Given exercise:
Look through the records that follow. Copy every line containing the word "Home".

Entries supplied:
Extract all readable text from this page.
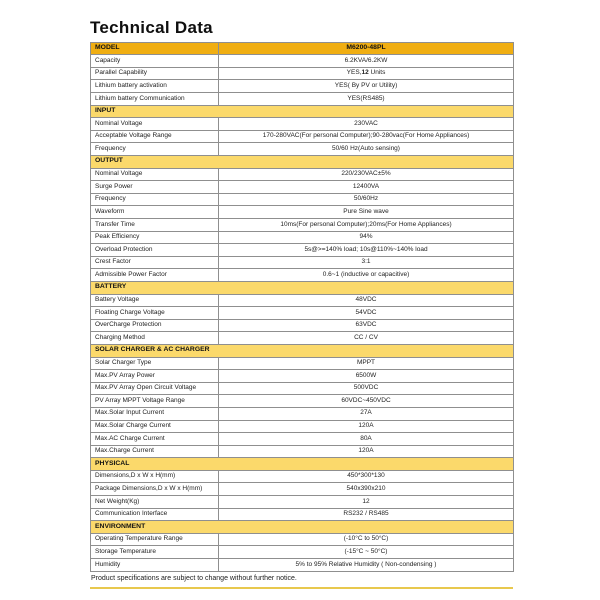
Technical Data
MODEL	M6200-48PL
Capacity	6.2KVA/6.2KW
Parallel Capability	YES,12 Units
Lithium battery activation	YES( By PV or Utility)
Lithium battery Communication	YES(RS485)
INPUT	
Nominal Voltage	230VAC
Acceptable Voltage Range	170-280VAC(For personal Computer);90-280vac(For Home Appliances)
Frequency	50/60 Hz(Auto sensing)
OUTPUT	
Nominal Voltage	220/230VAC±5%
Surge Power	12400VA
Frequency	50/60Hz
Waveform	Pure Sine wave
Transfer Time	10ms(For personal Computer);20ms(For Home Appliances)
Peak Efficiency	94%
Overload Protection	5s@>=140% load; 10s@110%~140% load
Crest Factor	3:1
Admissible Power Factor	0.6~1 (inductive or capacitive)
BATTERY	
Battery Voltage	48VDC
Floating Charge Voltage	54VDC
OverCharge Protection	63VDC
Charging Method	CC / CV
SOLAR CHARGER & AC CHARGER	
Solar Charger Type	MPPT
Max.PV Array Power	6500W
Max.PV Array Open Circuit Voltage	500VDC
PV Array MPPT Voltage Range	60VDC~450VDC
Max.Solar Input Current	27A
Max.Solar Charge Current	120A
Max.AC Charge Current	80A
Max.Charge Current	120A
PHYSICAL	
Dimensions,D x W x H(mm)	450*300*130
Package Dimensions,D x W x H(mm)	540x390x210
Net Weight(Kg)	12
Communication Interface	RS232 / RS485
ENVIRONMENT	
Operating Temperature Range	(-10°C to 50°C)
Storage Temperature	(-15°C ~ 50°C)
Humidity	5% to 95% Relative Humidity ( Non-condensing )

Product specifications are subject to change without further notice.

Output of the task:
Acceptable Voltage Range	170-280VAC(For personal Computer);90-280vac(For Home Appliances)
Transfer Time	10ms(For personal Computer);20ms(For Home Appliances)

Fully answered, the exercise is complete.